RECORDS SUPPLIED
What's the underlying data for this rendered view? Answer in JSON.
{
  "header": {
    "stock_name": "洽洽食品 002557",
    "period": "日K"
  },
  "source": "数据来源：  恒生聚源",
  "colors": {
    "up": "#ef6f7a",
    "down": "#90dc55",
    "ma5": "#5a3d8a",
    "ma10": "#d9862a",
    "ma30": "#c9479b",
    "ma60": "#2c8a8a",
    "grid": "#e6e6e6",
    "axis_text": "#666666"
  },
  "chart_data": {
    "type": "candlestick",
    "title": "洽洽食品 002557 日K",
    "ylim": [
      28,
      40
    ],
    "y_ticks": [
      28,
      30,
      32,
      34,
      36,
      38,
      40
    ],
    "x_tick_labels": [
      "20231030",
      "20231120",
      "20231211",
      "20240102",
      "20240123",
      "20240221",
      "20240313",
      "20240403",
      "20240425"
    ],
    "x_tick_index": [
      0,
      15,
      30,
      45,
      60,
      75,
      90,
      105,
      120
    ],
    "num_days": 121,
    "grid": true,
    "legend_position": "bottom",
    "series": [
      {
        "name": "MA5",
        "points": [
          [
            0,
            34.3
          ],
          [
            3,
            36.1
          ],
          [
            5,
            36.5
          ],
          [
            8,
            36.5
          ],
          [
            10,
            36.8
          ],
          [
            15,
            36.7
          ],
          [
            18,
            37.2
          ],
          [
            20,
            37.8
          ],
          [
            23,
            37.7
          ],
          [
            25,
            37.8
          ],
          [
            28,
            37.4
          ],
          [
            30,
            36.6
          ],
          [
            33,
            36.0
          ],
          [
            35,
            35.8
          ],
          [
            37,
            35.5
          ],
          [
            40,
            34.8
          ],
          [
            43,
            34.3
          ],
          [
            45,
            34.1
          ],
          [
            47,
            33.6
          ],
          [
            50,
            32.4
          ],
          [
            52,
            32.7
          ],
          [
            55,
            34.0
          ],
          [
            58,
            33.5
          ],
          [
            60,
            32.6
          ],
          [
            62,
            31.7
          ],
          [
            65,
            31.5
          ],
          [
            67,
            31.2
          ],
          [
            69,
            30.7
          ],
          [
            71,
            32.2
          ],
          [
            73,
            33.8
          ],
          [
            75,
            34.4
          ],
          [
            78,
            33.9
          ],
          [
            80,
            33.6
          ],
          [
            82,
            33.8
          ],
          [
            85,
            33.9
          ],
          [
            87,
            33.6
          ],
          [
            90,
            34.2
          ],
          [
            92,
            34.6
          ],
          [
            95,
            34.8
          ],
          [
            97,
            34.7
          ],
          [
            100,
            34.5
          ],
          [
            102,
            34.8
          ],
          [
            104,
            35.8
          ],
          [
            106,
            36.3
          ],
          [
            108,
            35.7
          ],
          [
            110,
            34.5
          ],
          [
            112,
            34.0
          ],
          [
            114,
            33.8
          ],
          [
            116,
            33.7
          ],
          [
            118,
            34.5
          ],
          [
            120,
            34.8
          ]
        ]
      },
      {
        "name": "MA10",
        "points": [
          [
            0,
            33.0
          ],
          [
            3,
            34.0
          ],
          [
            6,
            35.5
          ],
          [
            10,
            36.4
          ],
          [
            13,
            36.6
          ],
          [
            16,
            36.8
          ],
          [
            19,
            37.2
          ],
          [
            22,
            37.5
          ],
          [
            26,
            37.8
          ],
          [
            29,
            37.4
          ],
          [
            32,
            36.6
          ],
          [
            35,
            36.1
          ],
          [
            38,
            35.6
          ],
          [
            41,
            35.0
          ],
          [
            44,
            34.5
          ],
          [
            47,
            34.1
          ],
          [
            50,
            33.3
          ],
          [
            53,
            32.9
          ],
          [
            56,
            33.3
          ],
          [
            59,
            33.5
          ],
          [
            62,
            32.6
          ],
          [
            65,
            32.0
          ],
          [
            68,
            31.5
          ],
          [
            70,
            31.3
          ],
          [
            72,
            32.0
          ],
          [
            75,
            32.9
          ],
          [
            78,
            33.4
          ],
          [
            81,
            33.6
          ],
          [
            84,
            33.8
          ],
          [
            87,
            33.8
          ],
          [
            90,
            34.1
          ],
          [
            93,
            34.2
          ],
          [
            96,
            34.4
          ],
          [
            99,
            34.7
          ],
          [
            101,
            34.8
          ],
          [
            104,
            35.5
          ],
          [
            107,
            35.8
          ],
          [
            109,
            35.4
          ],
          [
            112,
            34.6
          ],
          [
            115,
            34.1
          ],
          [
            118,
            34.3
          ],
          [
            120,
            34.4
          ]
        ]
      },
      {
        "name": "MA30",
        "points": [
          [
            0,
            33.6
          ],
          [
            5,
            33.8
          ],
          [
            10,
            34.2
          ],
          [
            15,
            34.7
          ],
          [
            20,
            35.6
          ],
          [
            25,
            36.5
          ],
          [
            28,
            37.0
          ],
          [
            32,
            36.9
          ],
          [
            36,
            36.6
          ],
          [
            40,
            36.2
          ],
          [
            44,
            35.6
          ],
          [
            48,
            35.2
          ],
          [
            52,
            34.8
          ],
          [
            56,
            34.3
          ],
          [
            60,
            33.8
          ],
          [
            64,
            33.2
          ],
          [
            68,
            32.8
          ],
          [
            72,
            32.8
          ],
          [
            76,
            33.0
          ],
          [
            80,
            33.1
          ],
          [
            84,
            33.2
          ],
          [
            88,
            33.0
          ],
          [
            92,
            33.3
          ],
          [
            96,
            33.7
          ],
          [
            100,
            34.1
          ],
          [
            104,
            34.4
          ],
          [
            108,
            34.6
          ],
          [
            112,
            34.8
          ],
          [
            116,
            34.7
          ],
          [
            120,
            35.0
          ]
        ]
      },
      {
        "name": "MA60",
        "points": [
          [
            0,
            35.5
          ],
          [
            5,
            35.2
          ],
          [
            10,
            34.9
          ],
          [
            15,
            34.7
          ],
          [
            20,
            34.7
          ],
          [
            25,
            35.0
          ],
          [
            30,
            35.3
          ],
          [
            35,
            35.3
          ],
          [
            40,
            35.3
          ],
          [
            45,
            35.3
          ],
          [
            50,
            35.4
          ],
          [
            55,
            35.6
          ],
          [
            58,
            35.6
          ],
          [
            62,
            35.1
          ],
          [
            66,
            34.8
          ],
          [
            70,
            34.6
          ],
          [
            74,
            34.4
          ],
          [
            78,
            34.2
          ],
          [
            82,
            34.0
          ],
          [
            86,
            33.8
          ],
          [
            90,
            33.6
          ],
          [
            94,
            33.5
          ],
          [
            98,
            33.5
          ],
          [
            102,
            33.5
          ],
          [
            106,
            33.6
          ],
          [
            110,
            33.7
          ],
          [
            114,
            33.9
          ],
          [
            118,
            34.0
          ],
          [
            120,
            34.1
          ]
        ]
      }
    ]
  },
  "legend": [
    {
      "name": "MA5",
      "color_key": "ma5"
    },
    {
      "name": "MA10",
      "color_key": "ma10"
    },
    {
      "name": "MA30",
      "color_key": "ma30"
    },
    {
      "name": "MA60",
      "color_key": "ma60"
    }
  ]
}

REQUIREMENTS
Write out the entire listing exactly.

FINAL RESULT
What's the underlying data for this rendered view? Answer in JSON.
{
  "header": {
    "stock_name": "洽洽食品 002557",
    "period": "日K"
  },
  "source": "数据来源：  恒生聚源",
  "colors": {
    "up": "#ef6f7a",
    "down": "#90dc55",
    "ma5": "#5a3d8a",
    "ma10": "#d9862a",
    "ma30": "#c9479b",
    "ma60": "#2c8a8a",
    "grid": "#e6e6e6",
    "axis_text": "#666666"
  },
  "chart_data": {
    "type": "candlestick",
    "title": "洽洽食品 002557 日K",
    "ylim": [
      28,
      40
    ],
    "y_ticks": [
      28,
      30,
      32,
      34,
      36,
      38,
      40
    ],
    "x_tick_labels": [
      "20231030",
      "20231120",
      "20231211",
      "20240102",
      "20240123",
      "20240221",
      "20240313",
      "20240403",
      "20240425"
    ],
    "x_tick_index": [
      0,
      15,
      30,
      45,
      60,
      75,
      90,
      105,
      120
    ],
    "num_days": 121,
    "grid": true,
    "legend_position": "bottom",
    "series": [
      {
        "name": "MA5",
        "points": [
          [
            0,
            34.3
          ],
          [
            3,
            36.1
          ],
          [
            5,
            36.5
          ],
          [
            8,
            36.5
          ],
          [
            10,
            36.8
          ],
          [
            15,
            36.7
          ],
          [
            18,
            37.2
          ],
          [
            20,
            37.8
          ],
          [
            23,
            37.7
          ],
          [
            25,
            37.8
          ],
          [
            28,
            37.4
          ],
          [
            30,
            36.6
          ],
          [
            33,
            36.0
          ],
          [
            35,
            35.8
          ],
          [
            37,
            35.5
          ],
          [
            40,
            34.8
          ],
          [
            43,
            34.3
          ],
          [
            45,
            34.1
          ],
          [
            47,
            33.6
          ],
          [
            50,
            32.4
          ],
          [
            52,
            32.7
          ],
          [
            55,
            34.0
          ],
          [
            58,
            33.5
          ],
          [
            60,
            32.6
          ],
          [
            62,
            31.7
          ],
          [
            65,
            31.5
          ],
          [
            67,
            31.2
          ],
          [
            69,
            30.7
          ],
          [
            71,
            32.2
          ],
          [
            73,
            33.8
          ],
          [
            75,
            34.4
          ],
          [
            78,
            33.9
          ],
          [
            80,
            33.6
          ],
          [
            82,
            33.8
          ],
          [
            85,
            33.9
          ],
          [
            87,
            33.6
          ],
          [
            90,
            34.2
          ],
          [
            92,
            34.6
          ],
          [
            95,
            34.8
          ],
          [
            97,
            34.7
          ],
          [
            100,
            34.5
          ],
          [
            102,
            34.8
          ],
          [
            104,
            35.8
          ],
          [
            106,
            36.3
          ],
          [
            108,
            35.7
          ],
          [
            110,
            34.5
          ],
          [
            112,
            34.0
          ],
          [
            114,
            33.8
          ],
          [
            116,
            33.7
          ],
          [
            118,
            34.5
          ],
          [
            120,
            34.8
          ]
        ]
      },
      {
        "name": "MA10",
        "points": [
          [
            0,
            33.0
          ],
          [
            3,
            34.0
          ],
          [
            6,
            35.5
          ],
          [
            10,
            36.4
          ],
          [
            13,
            36.6
          ],
          [
            16,
            36.8
          ],
          [
            19,
            37.2
          ],
          [
            22,
            37.5
          ],
          [
            26,
            37.8
          ],
          [
            29,
            37.4
          ],
          [
            32,
            36.6
          ],
          [
            35,
            36.1
          ],
          [
            38,
            35.6
          ],
          [
            41,
            35.0
          ],
          [
            44,
            34.5
          ],
          [
            47,
            34.1
          ],
          [
            50,
            33.3
          ],
          [
            53,
            32.9
          ],
          [
            56,
            33.3
          ],
          [
            59,
            33.5
          ],
          [
            62,
            32.6
          ],
          [
            65,
            32.0
          ],
          [
            68,
            31.5
          ],
          [
            70,
            31.3
          ],
          [
            72,
            32.0
          ],
          [
            75,
            32.9
          ],
          [
            78,
            33.4
          ],
          [
            81,
            33.6
          ],
          [
            84,
            33.8
          ],
          [
            87,
            33.8
          ],
          [
            90,
            34.1
          ],
          [
            93,
            34.2
          ],
          [
            96,
            34.4
          ],
          [
            99,
            34.7
          ],
          [
            101,
            34.8
          ],
          [
            104,
            35.5
          ],
          [
            107,
            35.8
          ],
          [
            109,
            35.4
          ],
          [
            112,
            34.6
          ],
          [
            115,
            34.1
          ],
          [
            118,
            34.3
          ],
          [
            120,
            34.4
          ]
        ]
      },
      {
        "name": "MA30",
        "points": [
          [
            0,
            33.6
          ],
          [
            5,
            33.8
          ],
          [
            10,
            34.2
          ],
          [
            15,
            34.7
          ],
          [
            20,
            35.6
          ],
          [
            25,
            36.5
          ],
          [
            28,
            37.0
          ],
          [
            32,
            36.9
          ],
          [
            36,
            36.6
          ],
          [
            40,
            36.2
          ],
          [
            44,
            35.6
          ],
          [
            48,
            35.2
          ],
          [
            52,
            34.8
          ],
          [
            56,
            34.3
          ],
          [
            60,
            33.8
          ],
          [
            64,
            33.2
          ],
          [
            68,
            32.8
          ],
          [
            72,
            32.8
          ],
          [
            76,
            33.0
          ],
          [
            80,
            33.1
          ],
          [
            84,
            33.2
          ],
          [
            88,
            33.0
          ],
          [
            92,
            33.3
          ],
          [
            96,
            33.7
          ],
          [
            100,
            34.1
          ],
          [
            104,
            34.4
          ],
          [
            108,
            34.6
          ],
          [
            112,
            34.8
          ],
          [
            116,
            34.7
          ],
          [
            120,
            35.0
          ]
        ]
      },
      {
        "name": "MA60",
        "points": [
          [
            0,
            35.5
          ],
          [
            5,
            35.2
          ],
          [
            10,
            34.9
          ],
          [
            15,
            34.7
          ],
          [
            20,
            34.7
          ],
          [
            25,
            35.0
          ],
          [
            30,
            35.3
          ],
          [
            35,
            35.3
          ],
          [
            40,
            35.3
          ],
          [
            45,
            35.3
          ],
          [
            50,
            35.4
          ],
          [
            55,
            35.6
          ],
          [
            58,
            35.6
          ],
          [
            62,
            35.1
          ],
          [
            66,
            34.8
          ],
          [
            70,
            34.6
          ],
          [
            74,
            34.4
          ],
          [
            78,
            34.2
          ],
          [
            82,
            34.0
          ],
          [
            86,
            33.8
          ],
          [
            90,
            33.6
          ],
          [
            94,
            33.5
          ],
          [
            98,
            33.5
          ],
          [
            102,
            33.5
          ],
          [
            106,
            33.6
          ],
          [
            110,
            33.7
          ],
          [
            114,
            33.9
          ],
          [
            118,
            34.0
          ],
          [
            120,
            34.1
          ]
        ]
      }
    ]
  },
  "legend": [
    {
      "name": "MA5",
      "color_key": "ma5"
    },
    {
      "name": "MA10",
      "color_key": "ma10"
    },
    {
      "name": "MA30",
      "color_key": "ma30"
    },
    {
      "name": "MA60",
      "color_key": "ma60"
    }
  ]
}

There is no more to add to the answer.